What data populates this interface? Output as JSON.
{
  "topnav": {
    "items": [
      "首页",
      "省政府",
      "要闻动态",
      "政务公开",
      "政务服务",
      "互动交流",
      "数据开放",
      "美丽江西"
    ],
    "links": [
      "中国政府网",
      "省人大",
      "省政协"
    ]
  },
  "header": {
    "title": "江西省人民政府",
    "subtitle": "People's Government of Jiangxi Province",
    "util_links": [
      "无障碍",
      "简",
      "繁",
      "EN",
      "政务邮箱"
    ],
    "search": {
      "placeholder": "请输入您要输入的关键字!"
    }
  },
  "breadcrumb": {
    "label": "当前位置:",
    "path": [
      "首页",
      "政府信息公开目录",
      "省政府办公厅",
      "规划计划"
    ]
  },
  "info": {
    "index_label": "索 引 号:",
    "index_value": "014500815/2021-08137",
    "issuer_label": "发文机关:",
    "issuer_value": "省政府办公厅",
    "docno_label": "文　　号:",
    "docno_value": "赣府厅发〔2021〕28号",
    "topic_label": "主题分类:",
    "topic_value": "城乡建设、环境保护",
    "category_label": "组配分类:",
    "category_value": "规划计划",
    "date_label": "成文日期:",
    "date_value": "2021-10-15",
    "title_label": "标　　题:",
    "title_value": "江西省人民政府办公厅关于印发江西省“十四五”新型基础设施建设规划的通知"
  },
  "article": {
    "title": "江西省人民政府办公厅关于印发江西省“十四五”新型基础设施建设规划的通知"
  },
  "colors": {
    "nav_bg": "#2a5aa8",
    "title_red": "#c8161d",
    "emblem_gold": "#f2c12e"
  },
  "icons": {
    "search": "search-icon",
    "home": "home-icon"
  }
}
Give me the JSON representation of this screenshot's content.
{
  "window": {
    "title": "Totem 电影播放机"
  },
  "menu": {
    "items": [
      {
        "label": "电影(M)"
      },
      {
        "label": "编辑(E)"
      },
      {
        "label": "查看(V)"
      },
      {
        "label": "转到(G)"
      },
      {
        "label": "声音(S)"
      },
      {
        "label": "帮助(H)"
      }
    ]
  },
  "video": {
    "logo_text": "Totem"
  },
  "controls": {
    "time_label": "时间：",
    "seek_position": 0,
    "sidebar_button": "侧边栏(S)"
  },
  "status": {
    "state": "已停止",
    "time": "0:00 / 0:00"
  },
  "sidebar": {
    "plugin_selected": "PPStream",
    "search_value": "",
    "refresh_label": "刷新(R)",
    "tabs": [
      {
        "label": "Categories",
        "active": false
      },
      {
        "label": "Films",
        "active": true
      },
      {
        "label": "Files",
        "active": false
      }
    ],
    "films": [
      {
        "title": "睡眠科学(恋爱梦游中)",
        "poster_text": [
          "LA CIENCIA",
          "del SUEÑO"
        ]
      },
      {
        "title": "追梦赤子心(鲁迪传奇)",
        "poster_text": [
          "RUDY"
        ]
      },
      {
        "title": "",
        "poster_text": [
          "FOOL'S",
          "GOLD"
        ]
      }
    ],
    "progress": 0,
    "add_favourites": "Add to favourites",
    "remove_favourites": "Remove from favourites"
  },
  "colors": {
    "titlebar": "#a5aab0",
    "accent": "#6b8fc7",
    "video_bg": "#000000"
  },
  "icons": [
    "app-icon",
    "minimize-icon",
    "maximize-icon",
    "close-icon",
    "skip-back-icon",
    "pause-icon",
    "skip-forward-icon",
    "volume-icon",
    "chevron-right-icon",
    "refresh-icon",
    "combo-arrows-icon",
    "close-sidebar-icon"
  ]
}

══════

- WHAT NEEDS TO BE DONE:
Return all of the above records exactly, leaving no line out.

- COMPLETE ANSWER:
What data populates this interface? Output as JSON.
{
  "topnav": {
    "items": [
      "首页",
      "省政府",
      "要闻动态",
      "政务公开",
      "政务服务",
      "互动交流",
      "数据开放",
      "美丽江西"
    ],
    "links": [
      "中国政府网",
      "省人大",
      "省政协"
    ]
  },
  "header": {
    "title": "江西省人民政府",
    "subtitle": "People's Government of Jiangxi Province",
    "util_links": [
      "无障碍",
      "简",
      "繁",
      "EN",
      "政务邮箱"
    ],
    "search": {
      "placeholder": "请输入您要输入的关键字!"
    }
  },
  "breadcrumb": {
    "label": "当前位置:",
    "path": [
      "首页",
      "政府信息公开目录",
      "省政府办公厅",
      "规划计划"
    ]
  },
  "info": {
    "index_label": "索 引 号:",
    "index_value": "014500815/2021-08137",
    "issuer_label": "发文机关:",
    "issuer_value": "省政府办公厅",
    "docno_label": "文　　号:",
    "docno_value": "赣府厅发〔2021〕28号",
    "topic_label": "主题分类:",
    "topic_value": "城乡建设、环境保护",
    "category_label": "组配分类:",
    "category_value": "规划计划",
    "date_label": "成文日期:",
    "date_value": "2021-10-15",
    "title_label": "标　　题:",
    "title_value": "江西省人民政府办公厅关于印发江西省“十四五”新型基础设施建设规划的通知"
  },
  "article": {
    "title": "江西省人民政府办公厅关于印发江西省“十四五”新型基础设施建设规划的通知"
  },
  "colors": {
    "nav_bg": "#2a5aa8",
    "title_red": "#c8161d",
    "emblem_gold": "#f2c12e"
  },
  "icons": {
    "search": "search-icon",
    "home": "home-icon"
  }
}
Give me the JSON representation of this screenshot's content.
{
  "window": {
    "title": "Totem 电影播放机"
  },
  "menu": {
    "items": [
      {
        "label": "电影(M)"
      },
      {
        "label": "编辑(E)"
      },
      {
        "label": "查看(V)"
      },
      {
        "label": "转到(G)"
      },
      {
        "label": "声音(S)"
      },
      {
        "label": "帮助(H)"
      }
    ]
  },
  "video": {
    "logo_text": "Totem"
  },
  "controls": {
    "time_label": "时间：",
    "seek_position": 0,
    "sidebar_button": "侧边栏(S)"
  },
  "status": {
    "state": "已停止",
    "time": "0:00 / 0:00"
  },
  "sidebar": {
    "plugin_selected": "PPStream",
    "search_value": "",
    "refresh_label": "刷新(R)",
    "tabs": [
      {
        "label": "Categories",
        "active": false
      },
      {
        "label": "Films",
        "active": true
      },
      {
        "label": "Files",
        "active": false
      }
    ],
    "films": [
      {
        "title": "睡眠科学(恋爱梦游中)",
        "poster_text": [
          "LA CIENCIA",
          "del SUEÑO"
        ]
      },
      {
        "title": "追梦赤子心(鲁迪传奇)",
        "poster_text": [
          "RUDY"
        ]
      },
      {
        "title": "",
        "poster_text": [
          "FOOL'S",
          "GOLD"
        ]
      }
    ],
    "progress": 0,
    "add_favourites": "Add to favourites",
    "remove_favourites": "Remove from favourites"
  },
  "colors": {
    "titlebar": "#a5aab0",
    "accent": "#6b8fc7",
    "video_bg": "#000000"
  },
  "icons": [
    "app-icon",
    "minimize-icon",
    "maximize-icon",
    "close-icon",
    "skip-back-icon",
    "pause-icon",
    "skip-forward-icon",
    "volume-icon",
    "chevron-right-icon",
    "refresh-icon",
    "combo-arrows-icon",
    "close-sidebar-icon"
  ]
}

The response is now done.